[BEGIN Information given]

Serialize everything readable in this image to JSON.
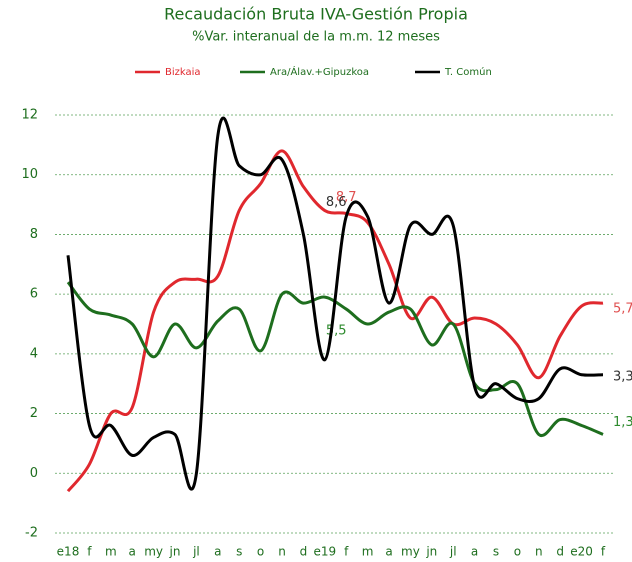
{
  "chart_data": {
    "type": "line",
    "title": "Recaudación Bruta IVA-Gestión Propia",
    "subtitle": "%Var. interanual de la m.m. 12 meses",
    "categories": [
      "e18",
      "f",
      "m",
      "a",
      "my",
      "jn",
      "jl",
      "a",
      "s",
      "o",
      "n",
      "d",
      "e19",
      "f",
      "m",
      "a",
      "my",
      "jn",
      "jl",
      "a",
      "s",
      "o",
      "n",
      "d",
      "e20",
      "f"
    ],
    "series": [
      {
        "name": "Bizkaia",
        "color": "#e0282e",
        "values": [
          -0.6,
          0.3,
          2.0,
          2.2,
          5.4,
          6.4,
          6.5,
          6.6,
          8.8,
          9.7,
          10.8,
          9.6,
          8.8,
          8.7,
          8.4,
          7.0,
          5.2,
          5.9,
          5.0,
          5.2,
          5.0,
          4.3,
          3.2,
          4.6,
          5.6,
          5.7
        ],
        "value_labels": [
          null,
          null,
          null,
          null,
          null,
          null,
          null,
          null,
          null,
          null,
          null,
          null,
          null,
          "8,7",
          null,
          null,
          null,
          null,
          null,
          null,
          null,
          null,
          null,
          null,
          null,
          "5,7"
        ]
      },
      {
        "name": "Ara/Álav.+Gipuzkoa",
        "color": "#1e6e1e",
        "values": [
          6.4,
          5.5,
          5.3,
          5.0,
          3.9,
          5.0,
          4.2,
          5.1,
          5.5,
          4.1,
          6.0,
          5.7,
          5.9,
          5.5,
          5.0,
          5.4,
          5.5,
          4.3,
          5.0,
          3.0,
          2.8,
          3.0,
          1.3,
          1.8,
          1.6,
          1.3
        ],
        "value_labels": [
          null,
          null,
          null,
          null,
          null,
          null,
          null,
          null,
          null,
          null,
          null,
          null,
          null,
          "5,5",
          null,
          null,
          null,
          null,
          null,
          null,
          null,
          null,
          null,
          null,
          null,
          "1,3"
        ]
      },
      {
        "name": "T. Común",
        "color": "#000000",
        "values": [
          7.3,
          1.6,
          1.6,
          0.6,
          1.2,
          1.3,
          0.0,
          11.3,
          10.3,
          10.0,
          10.5,
          8.0,
          3.8,
          8.6,
          8.6,
          5.7,
          8.3,
          8.0,
          8.3,
          2.9,
          3.0,
          2.5,
          2.5,
          3.5,
          3.3,
          3.3
        ],
        "value_labels": [
          null,
          null,
          null,
          null,
          null,
          null,
          null,
          null,
          null,
          null,
          null,
          null,
          null,
          "8,6",
          null,
          null,
          null,
          null,
          null,
          null,
          null,
          null,
          null,
          null,
          null,
          "3,3"
        ]
      }
    ],
    "ylim": [
      -2,
      12
    ],
    "yticks": [
      -2,
      0,
      2,
      4,
      6,
      8,
      10,
      12
    ],
    "grid": true,
    "legend": "top"
  }
}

[END Information given]

- [Requirements]
From the data, pick out every line that includes "color".

- [Written answer]
        "color": "#e0282e",
        "color": "#1e6e1e",
        "color": "#000000",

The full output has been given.